Type out every line below exactly as it reads.
----------
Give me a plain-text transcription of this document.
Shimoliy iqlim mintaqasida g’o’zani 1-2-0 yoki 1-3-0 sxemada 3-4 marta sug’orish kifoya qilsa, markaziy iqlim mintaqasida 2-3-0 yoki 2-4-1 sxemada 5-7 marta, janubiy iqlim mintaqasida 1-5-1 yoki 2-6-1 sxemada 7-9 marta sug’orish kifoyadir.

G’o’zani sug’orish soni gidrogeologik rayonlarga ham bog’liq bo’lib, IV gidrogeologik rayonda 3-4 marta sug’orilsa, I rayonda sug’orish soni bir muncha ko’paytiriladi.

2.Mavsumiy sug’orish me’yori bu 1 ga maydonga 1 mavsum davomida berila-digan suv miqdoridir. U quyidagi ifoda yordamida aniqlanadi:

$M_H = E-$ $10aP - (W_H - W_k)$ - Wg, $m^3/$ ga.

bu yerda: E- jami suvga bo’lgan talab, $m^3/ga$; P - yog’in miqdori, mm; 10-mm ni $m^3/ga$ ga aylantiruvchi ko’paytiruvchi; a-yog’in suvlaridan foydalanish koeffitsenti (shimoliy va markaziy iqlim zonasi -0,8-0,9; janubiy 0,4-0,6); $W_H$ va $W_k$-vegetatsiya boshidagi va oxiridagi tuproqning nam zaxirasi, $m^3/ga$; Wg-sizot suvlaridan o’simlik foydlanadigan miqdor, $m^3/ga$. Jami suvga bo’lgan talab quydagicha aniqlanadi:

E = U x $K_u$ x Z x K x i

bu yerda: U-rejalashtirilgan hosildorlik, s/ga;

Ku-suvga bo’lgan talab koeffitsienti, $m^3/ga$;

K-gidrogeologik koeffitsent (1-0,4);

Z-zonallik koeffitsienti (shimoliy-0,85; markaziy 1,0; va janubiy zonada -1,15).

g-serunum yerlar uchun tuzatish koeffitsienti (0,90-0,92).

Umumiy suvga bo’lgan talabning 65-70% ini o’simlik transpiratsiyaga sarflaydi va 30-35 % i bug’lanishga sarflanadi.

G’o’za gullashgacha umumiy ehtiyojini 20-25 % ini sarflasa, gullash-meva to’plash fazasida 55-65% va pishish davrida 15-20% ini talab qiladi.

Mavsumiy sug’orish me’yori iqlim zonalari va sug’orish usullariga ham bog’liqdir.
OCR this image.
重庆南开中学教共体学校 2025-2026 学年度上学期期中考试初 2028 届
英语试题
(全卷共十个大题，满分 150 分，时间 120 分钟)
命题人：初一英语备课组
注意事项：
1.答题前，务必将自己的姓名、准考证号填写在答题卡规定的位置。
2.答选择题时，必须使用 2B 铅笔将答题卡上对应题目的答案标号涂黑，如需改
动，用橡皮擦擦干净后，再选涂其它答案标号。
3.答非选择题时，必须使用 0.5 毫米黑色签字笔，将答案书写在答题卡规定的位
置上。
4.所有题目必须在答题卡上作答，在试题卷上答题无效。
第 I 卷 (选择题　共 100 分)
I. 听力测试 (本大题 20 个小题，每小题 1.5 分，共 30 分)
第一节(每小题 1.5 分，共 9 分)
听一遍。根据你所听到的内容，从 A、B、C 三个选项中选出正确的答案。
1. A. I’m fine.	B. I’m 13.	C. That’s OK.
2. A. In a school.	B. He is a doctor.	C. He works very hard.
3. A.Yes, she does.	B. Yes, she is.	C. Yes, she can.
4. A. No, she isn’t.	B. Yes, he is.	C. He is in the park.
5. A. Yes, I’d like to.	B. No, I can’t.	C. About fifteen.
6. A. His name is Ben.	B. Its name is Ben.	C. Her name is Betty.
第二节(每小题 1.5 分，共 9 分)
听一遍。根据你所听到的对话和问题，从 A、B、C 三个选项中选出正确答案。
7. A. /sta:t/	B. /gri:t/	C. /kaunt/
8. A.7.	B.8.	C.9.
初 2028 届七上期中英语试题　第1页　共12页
----------
Task solution →
Give me a plain-text transcription of this document.
Shimoliy iqlim mintaqasida g’o’zani 1-2-0 yoki 1-3-0 sxemada 3-4 marta sug’orish kifoya qilsa, markaziy iqlim mintaqasida 2-3-0 yoki 2-4-1 sxemada 5-7 marta, janubiy iqlim mintaqasida 1-5-1 yoki 2-6-1 sxemada 7-9 marta sug’orish kifoyadir.

G’o’zani sug’orish soni gidrogeologik rayonlarga ham bog’liq bo’lib, IV gidrogeologik rayonda 3-4 marta sug’orilsa, I rayonda sug’orish soni bir muncha ko’paytiriladi.

2.Mavsumiy sug’orish me’yori bu 1 ga maydonga 1 mavsum davomida berila-digan suv miqdoridir. U quyidagi ifoda yordamida aniqlanadi:

$M_H = E-$ $10aP - (W_H - W_k)$ - Wg, $m^3/$ ga.

bu yerda: E- jami suvga bo’lgan talab, $m^3/ga$; P - yog’in miqdori, mm; 10-mm ni $m^3/ga$ ga aylantiruvchi ko’paytiruvchi; a-yog’in suvlaridan foydalanish koeffitsenti (shimoliy va markaziy iqlim zonasi -0,8-0,9; janubiy 0,4-0,6); $W_H$ va $W_k$-vegetatsiya boshidagi va oxiridagi tuproqning nam zaxirasi, $m^3/ga$; Wg-sizot suvlaridan o’simlik foydlanadigan miqdor, $m^3/ga$. Jami suvga bo’lgan talab quydagicha aniqlanadi:

E = U x $K_u$ x Z x K x i

bu yerda: U-rejalashtirilgan hosildorlik, s/ga;

Ku-suvga bo’lgan talab koeffitsienti, $m^3/ga$;

K-gidrogeologik koeffitsent (1-0,4);

Z-zonallik koeffitsienti (shimoliy-0,85; markaziy 1,0; va janubiy zonada -1,15).

g-serunum yerlar uchun tuzatish koeffitsienti (0,90-0,92).

Umumiy suvga bo’lgan talabning 65-70% ini o’simlik transpiratsiyaga sarflaydi va 30-35 % i bug’lanishga sarflanadi.

G’o’za gullashgacha umumiy ehtiyojini 20-25 % ini sarflasa, gullash-meva to’plash fazasida 55-65% va pishish davrida 15-20% ini talab qiladi.

Mavsumiy sug’orish me’yori iqlim zonalari va sug’orish usullariga ham bog’liqdir.
OCR this image.
重庆南开中学教共体学校 2025-2026 学年度上学期期中考试初 2028 届
英语试题
(全卷共十个大题，满分 150 分，时间 120 分钟)
命题人：初一英语备课组
注意事项：
1.答题前，务必将自己的姓名、准考证号填写在答题卡规定的位置。
2.答选择题时，必须使用 2B 铅笔将答题卡上对应题目的答案标号涂黑，如需改
动，用橡皮擦擦干净后，再选涂其它答案标号。
3.答非选择题时，必须使用 0.5 毫米黑色签字笔，将答案书写在答题卡规定的位
置上。
4.所有题目必须在答题卡上作答，在试题卷上答题无效。
第 I 卷 (选择题　共 100 分)
I. 听力测试 (本大题 20 个小题，每小题 1.5 分，共 30 分)
第一节(每小题 1.5 分，共 9 分)
听一遍。根据你所听到的内容，从 A、B、C 三个选项中选出正确的答案。
1. A. I’m fine.	B. I’m 13.	C. That’s OK.
2. A. In a school.	B. He is a doctor.	C. He works very hard.
3. A.Yes, she does.	B. Yes, she is.	C. Yes, she can.
4. A. No, she isn’t.	B. Yes, he is.	C. He is in the park.
5. A. Yes, I’d like to.	B. No, I can’t.	C. About fifteen.
6. A. His name is Ben.	B. Its name is Ben.	C. Her name is Betty.
第二节(每小题 1.5 分，共 9 分)
听一遍。根据你所听到的对话和问题，从 A、B、C 三个选项中选出正确答案。
7. A. /sta:t/	B. /gri:t/	C. /kaunt/
8. A.7.	B.8.	C.9.
初 2028 届七上期中英语试题　第1页　共12页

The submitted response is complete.